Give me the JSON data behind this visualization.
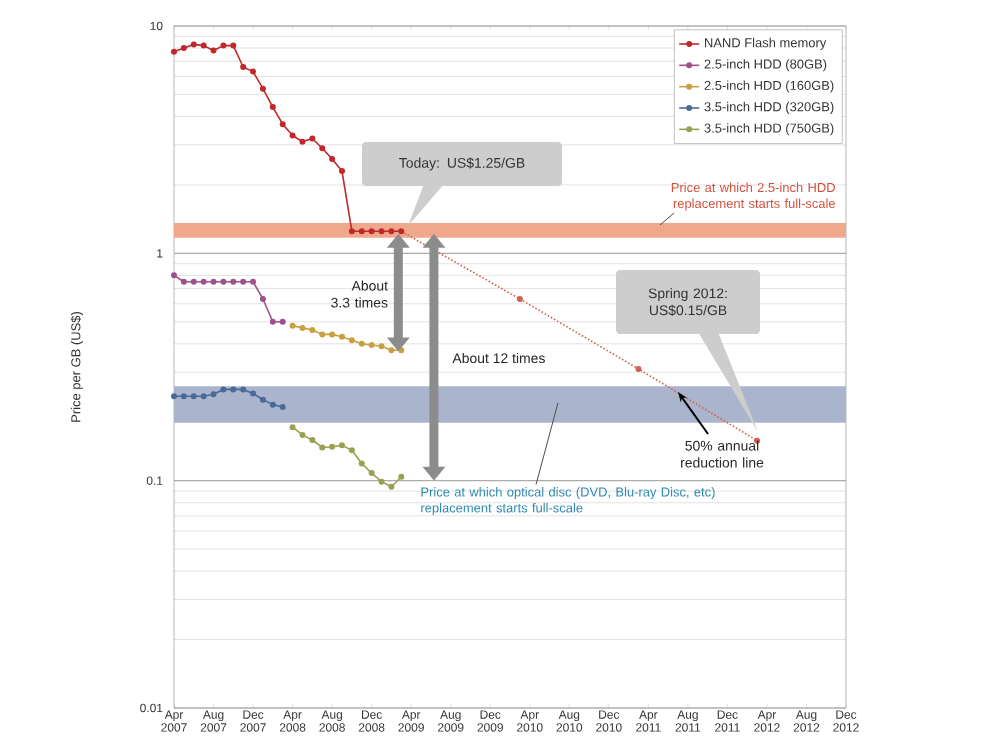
{
  "chart_data": {
    "type": "line",
    "ylabel": "Price per GB (US$)",
    "log": "y",
    "grid": "y",
    "legend": "top right",
    "marker": "circle",
    "xlim": [
      "2007-04",
      "2012-12"
    ],
    "ylim": [
      0.01,
      10
    ],
    "yticks": [
      0.01,
      0.1,
      1,
      10
    ],
    "xticks": [
      {
        "value": "2007-04",
        "label": "Apr 2007"
      },
      {
        "value": "2007-08",
        "label": "Aug 2007"
      },
      {
        "value": "2007-12",
        "label": "Dec 2007"
      },
      {
        "value": "2008-04",
        "label": "Apr 2008"
      },
      {
        "value": "2008-08",
        "label": "Aug 2008"
      },
      {
        "value": "2008-12",
        "label": "Dec 2008"
      },
      {
        "value": "2009-04",
        "label": "Apr 2009"
      },
      {
        "value": "2009-08",
        "label": "Aug 2009"
      },
      {
        "value": "2009-12",
        "label": "Dec 2009"
      },
      {
        "value": "2010-04",
        "label": "Apr 2010"
      },
      {
        "value": "2010-08",
        "label": "Aug 2010"
      },
      {
        "value": "2010-12",
        "label": "Dec 2010"
      },
      {
        "value": "2011-04",
        "label": "Apr 2011"
      },
      {
        "value": "2011-08",
        "label": "Aug 2011"
      },
      {
        "value": "2011-12",
        "label": "Dec 2011"
      },
      {
        "value": "2012-04",
        "label": "Apr 2012"
      },
      {
        "value": "2012-08",
        "label": "Aug 2012"
      },
      {
        "value": "2012-12",
        "label": "Dec 2012"
      }
    ],
    "bands": [
      {
        "axis": "y",
        "from": 1.17,
        "to": 1.36,
        "label": "Price at which 2.5-inch HDD replacement starts full-scale",
        "color": "#f0a88c"
      },
      {
        "axis": "y",
        "from": 0.18,
        "to": 0.26,
        "label": "Price at which optical disc (DVD, Blu-ray Disc, etc) replacement starts full-scale",
        "color": "#aab4cc"
      }
    ],
    "series": [
      {
        "name": "NAND Flash memory",
        "color": "#c0282c",
        "x": [
          "2007-04",
          "2007-05",
          "2007-06",
          "2007-07",
          "2007-08",
          "2007-09",
          "2007-10",
          "2007-11",
          "2007-12",
          "2008-01",
          "2008-02",
          "2008-03",
          "2008-04",
          "2008-05",
          "2008-06",
          "2008-07",
          "2008-08",
          "2008-09",
          "2008-10",
          "2008-11",
          "2008-12",
          "2009-01",
          "2009-02",
          "2009-03"
        ],
        "values": [
          7.7,
          8.0,
          8.3,
          8.2,
          7.8,
          8.2,
          8.2,
          6.6,
          6.3,
          5.3,
          4.4,
          3.7,
          3.3,
          3.1,
          3.2,
          2.9,
          2.6,
          2.3,
          1.25,
          1.25,
          1.25,
          1.25,
          1.25,
          1.25
        ]
      },
      {
        "name": "2.5-inch HDD (80GB)",
        "color": "#a0508c",
        "x": [
          "2007-04",
          "2007-05",
          "2007-06",
          "2007-07",
          "2007-08",
          "2007-09",
          "2007-10",
          "2007-11",
          "2007-12",
          "2008-01",
          "2008-02",
          "2008-03"
        ],
        "values": [
          0.8,
          0.75,
          0.75,
          0.75,
          0.75,
          0.75,
          0.75,
          0.75,
          0.75,
          0.63,
          0.5,
          0.5
        ]
      },
      {
        "name": "2.5-inch HDD (160GB)",
        "color": "#c8a040",
        "x": [
          "2008-04",
          "2008-05",
          "2008-06",
          "2008-07",
          "2008-08",
          "2008-09",
          "2008-10",
          "2008-11",
          "2008-12",
          "2009-01",
          "2009-02",
          "2009-03"
        ],
        "values": [
          0.48,
          0.47,
          0.46,
          0.44,
          0.44,
          0.43,
          0.415,
          0.4,
          0.395,
          0.39,
          0.375,
          0.375
        ]
      },
      {
        "name": "3.5-inch HDD (320GB)",
        "color": "#4a6a98",
        "x": [
          "2007-04",
          "2007-05",
          "2007-06",
          "2007-07",
          "2007-08",
          "2007-09",
          "2007-10",
          "2007-11",
          "2007-12",
          "2008-01",
          "2008-02",
          "2008-03"
        ],
        "values": [
          0.235,
          0.235,
          0.235,
          0.235,
          0.24,
          0.252,
          0.252,
          0.252,
          0.242,
          0.227,
          0.216,
          0.211
        ]
      },
      {
        "name": "3.5-inch HDD (750GB)",
        "color": "#9aa050",
        "x": [
          "2008-04",
          "2008-05",
          "2008-06",
          "2008-07",
          "2008-08",
          "2008-09",
          "2008-10",
          "2008-11",
          "2008-12",
          "2009-01",
          "2009-02",
          "2009-03"
        ],
        "values": [
          0.172,
          0.159,
          0.151,
          0.14,
          0.141,
          0.143,
          0.136,
          0.119,
          0.108,
          0.099,
          0.094,
          0.104
        ]
      },
      {
        "color": "#d06050",
        "line_style": "dotted",
        "x": [
          "2009-03",
          "2010-03",
          "2011-03",
          "2012-03"
        ],
        "values": [
          1.25,
          0.63,
          0.31,
          0.15
        ]
      }
    ],
    "annotations": [
      "Today: US$1.25/GB",
      "Spring 2012: US$0.15/GB",
      "About 3.3 times",
      "About 12 times",
      "50% annual reduction line"
    ]
  }
}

● ● ● ●

■ Challenge: Where a line in the entries holds "inch", copy that line.

■ Task answer:
        "label": "Price at which 2.5-inch HDD replacement starts full-scale",
        "name": "2.5-inch HDD (80GB)",
        "name": "2.5-inch HDD (160GB)",
        "name": "3.5-inch HDD (320GB)",
        "name": "3.5-inch HDD (750GB)",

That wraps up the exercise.